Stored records
----------------

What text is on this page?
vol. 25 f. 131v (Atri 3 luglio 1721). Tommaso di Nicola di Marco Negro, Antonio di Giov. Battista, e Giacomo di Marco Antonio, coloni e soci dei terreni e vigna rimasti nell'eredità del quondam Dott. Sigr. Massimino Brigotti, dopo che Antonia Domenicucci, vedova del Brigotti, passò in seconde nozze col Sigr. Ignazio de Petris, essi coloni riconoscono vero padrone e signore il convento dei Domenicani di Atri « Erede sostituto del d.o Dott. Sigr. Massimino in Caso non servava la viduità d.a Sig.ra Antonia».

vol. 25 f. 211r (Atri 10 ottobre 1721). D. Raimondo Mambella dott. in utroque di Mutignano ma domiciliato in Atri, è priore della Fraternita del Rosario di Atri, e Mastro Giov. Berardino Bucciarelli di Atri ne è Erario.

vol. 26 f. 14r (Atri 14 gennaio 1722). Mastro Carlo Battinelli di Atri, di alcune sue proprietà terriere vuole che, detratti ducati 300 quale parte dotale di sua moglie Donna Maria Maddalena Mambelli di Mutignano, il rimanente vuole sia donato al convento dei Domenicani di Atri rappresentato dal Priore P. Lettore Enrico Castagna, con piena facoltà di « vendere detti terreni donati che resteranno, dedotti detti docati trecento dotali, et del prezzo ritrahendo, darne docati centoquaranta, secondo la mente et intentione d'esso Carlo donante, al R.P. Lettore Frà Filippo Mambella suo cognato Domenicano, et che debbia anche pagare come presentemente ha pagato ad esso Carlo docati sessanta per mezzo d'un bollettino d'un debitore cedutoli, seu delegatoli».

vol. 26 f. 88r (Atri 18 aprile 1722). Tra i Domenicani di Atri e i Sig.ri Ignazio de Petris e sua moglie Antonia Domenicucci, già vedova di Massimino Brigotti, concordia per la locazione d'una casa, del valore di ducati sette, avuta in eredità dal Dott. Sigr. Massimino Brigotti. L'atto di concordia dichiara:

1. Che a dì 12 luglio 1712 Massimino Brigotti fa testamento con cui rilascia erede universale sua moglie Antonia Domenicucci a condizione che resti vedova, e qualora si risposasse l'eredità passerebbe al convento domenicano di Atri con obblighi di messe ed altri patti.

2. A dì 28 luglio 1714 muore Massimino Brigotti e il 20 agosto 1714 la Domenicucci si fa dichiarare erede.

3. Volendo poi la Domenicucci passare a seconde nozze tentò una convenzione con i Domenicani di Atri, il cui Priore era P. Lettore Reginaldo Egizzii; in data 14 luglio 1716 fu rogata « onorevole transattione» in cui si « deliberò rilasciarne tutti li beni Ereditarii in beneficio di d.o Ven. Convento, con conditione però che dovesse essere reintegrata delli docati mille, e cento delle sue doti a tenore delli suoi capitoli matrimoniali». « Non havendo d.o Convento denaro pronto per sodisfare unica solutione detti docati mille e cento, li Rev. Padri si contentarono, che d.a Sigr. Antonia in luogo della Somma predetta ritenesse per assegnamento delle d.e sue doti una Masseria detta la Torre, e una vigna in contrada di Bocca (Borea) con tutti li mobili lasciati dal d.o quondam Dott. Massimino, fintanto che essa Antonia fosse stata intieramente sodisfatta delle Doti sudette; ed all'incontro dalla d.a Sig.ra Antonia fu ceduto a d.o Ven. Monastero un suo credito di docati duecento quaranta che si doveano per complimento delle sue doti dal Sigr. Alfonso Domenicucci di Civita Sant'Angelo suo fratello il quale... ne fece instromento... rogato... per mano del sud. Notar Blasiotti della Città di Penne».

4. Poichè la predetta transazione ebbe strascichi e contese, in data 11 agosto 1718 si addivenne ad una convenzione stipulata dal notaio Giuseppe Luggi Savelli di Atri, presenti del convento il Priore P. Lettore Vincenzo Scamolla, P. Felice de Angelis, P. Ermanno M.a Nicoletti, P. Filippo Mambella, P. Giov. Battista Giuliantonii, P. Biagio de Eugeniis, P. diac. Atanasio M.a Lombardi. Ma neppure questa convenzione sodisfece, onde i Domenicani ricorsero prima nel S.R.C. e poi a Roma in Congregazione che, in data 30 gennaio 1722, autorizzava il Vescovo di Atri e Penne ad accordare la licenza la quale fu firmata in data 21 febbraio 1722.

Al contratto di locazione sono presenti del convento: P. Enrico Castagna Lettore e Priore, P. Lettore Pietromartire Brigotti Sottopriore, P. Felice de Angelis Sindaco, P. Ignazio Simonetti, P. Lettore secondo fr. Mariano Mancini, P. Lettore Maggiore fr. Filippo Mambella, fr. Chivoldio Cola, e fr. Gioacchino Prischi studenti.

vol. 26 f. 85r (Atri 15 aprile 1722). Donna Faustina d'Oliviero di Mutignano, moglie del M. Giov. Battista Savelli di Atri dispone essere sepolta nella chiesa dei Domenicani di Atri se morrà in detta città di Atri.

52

----------------

● **Objective**: Retype the whole listing, matching it exactly.

● **Reply to the task**:
What text is on this page?
vol. 25 f. 131v (Atri 3 luglio 1721). Tommaso di Nicola di Marco Negro, Antonio di Giov. Battista, e Giacomo di Marco Antonio, coloni e soci dei terreni e vigna rimasti nell'eredità del quondam Dott. Sigr. Massimino Brigotti, dopo che Antonia Domenicucci, vedova del Brigotti, passò in seconde nozze col Sigr. Ignazio de Petris, essi coloni riconoscono vero padrone e signore il convento dei Domenicani di Atri « Erede sostituto del d.o Dott. Sigr. Massimino in Caso non servava la viduità d.a Sig.ra Antonia».

vol. 25 f. 211r (Atri 10 ottobre 1721). D. Raimondo Mambella dott. in utroque di Mutignano ma domiciliato in Atri, è priore della Fraternita del Rosario di Atri, e Mastro Giov. Berardino Bucciarelli di Atri ne è Erario.

vol. 26 f. 14r (Atri 14 gennaio 1722). Mastro Carlo Battinelli di Atri, di alcune sue proprietà terriere vuole che, detratti ducati 300 quale parte dotale di sua moglie Donna Maria Maddalena Mambelli di Mutignano, il rimanente vuole sia donato al convento dei Domenicani di Atri rappresentato dal Priore P. Lettore Enrico Castagna, con piena facoltà di « vendere detti terreni donati che resteranno, dedotti detti docati trecento dotali, et del prezzo ritrahendo, darne docati centoquaranta, secondo la mente et intentione d'esso Carlo donante, al R.P. Lettore Frà Filippo Mambella suo cognato Domenicano, et che debbia anche pagare come presentemente ha pagato ad esso Carlo docati sessanta per mezzo d'un bollettino d'un debitore cedutoli, seu delegatoli».

vol. 26 f. 88r (Atri 18 aprile 1722). Tra i Domenicani di Atri e i Sig.ri Ignazio de Petris e sua moglie Antonia Domenicucci, già vedova di Massimino Brigotti, concordia per la locazione d'una casa, del valore di ducati sette, avuta in eredità dal Dott. Sigr. Massimino Brigotti. L'atto di concordia dichiara:

1. Che a dì 12 luglio 1712 Massimino Brigotti fa testamento con cui rilascia erede universale sua moglie Antonia Domenicucci a condizione che resti vedova, e qualora si risposasse l'eredità passerebbe al convento domenicano di Atri con obblighi di messe ed altri patti.

2. A dì 28 luglio 1714 muore Massimino Brigotti e il 20 agosto 1714 la Domenicucci si fa dichiarare erede.

3. Volendo poi la Domenicucci passare a seconde nozze tentò una convenzione con i Domenicani di Atri, il cui Priore era P. Lettore Reginaldo Egizzii; in data 14 luglio 1716 fu rogata « onorevole transattione» in cui si « deliberò rilasciarne tutti li beni Ereditarii in beneficio di d.o Ven. Convento, con conditione però che dovesse essere reintegrata delli docati mille, e cento delle sue doti a tenore delli suoi capitoli matrimoniali». « Non havendo d.o Convento denaro pronto per sodisfare unica solutione detti docati mille e cento, li Rev. Padri si contentarono, che d.a Sigr. Antonia in luogo della Somma predetta ritenesse per assegnamento delle d.e sue doti una Masseria detta la Torre, e una vigna in contrada di Bocca (Borea) con tutti li mobili lasciati dal d.o quondam Dott. Massimino, fintanto che essa Antonia fosse stata intieramente sodisfatta delle Doti sudette; ed all'incontro dalla d.a Sig.ra Antonia fu ceduto a d.o Ven. Monastero un suo credito di docati duecento quaranta che si doveano per complimento delle sue doti dal Sigr. Alfonso Domenicucci di Civita Sant'Angelo suo fratello il quale... ne fece instromento... rogato... per mano del sud. Notar Blasiotti della Città di Penne».

4. Poichè la predetta transazione ebbe strascichi e contese, in data 11 agosto 1718 si addivenne ad una convenzione stipulata dal notaio Giuseppe Luggi Savelli di Atri, presenti del convento il Priore P. Lettore Vincenzo Scamolla, P. Felice de Angelis, P. Ermanno M.a Nicoletti, P. Filippo Mambella, P. Giov. Battista Giuliantonii, P. Biagio de Eugeniis, P. diac. Atanasio M.a Lombardi. Ma neppure questa convenzione sodisfece, onde i Domenicani ricorsero prima nel S.R.C. e poi a Roma in Congregazione che, in data 30 gennaio 1722, autorizzava il Vescovo di Atri e Penne ad accordare la licenza la quale fu firmata in data 21 febbraio 1722.

Al contratto di locazione sono presenti del convento: P. Enrico Castagna Lettore e Priore, P. Lettore Pietromartire Brigotti Sottopriore, P. Felice de Angelis Sindaco, P. Ignazio Simonetti, P. Lettore secondo fr. Mariano Mancini, P. Lettore Maggiore fr. Filippo Mambella, fr. Chivoldio Cola, e fr. Gioacchino Prischi studenti.

vol. 26 f. 85r (Atri 15 aprile 1722). Donna Faustina d'Oliviero di Mutignano, moglie del M. Giov. Battista Savelli di Atri dispone essere sepolta nella chiesa dei Domenicani di Atri se morrà in detta città di Atri.

52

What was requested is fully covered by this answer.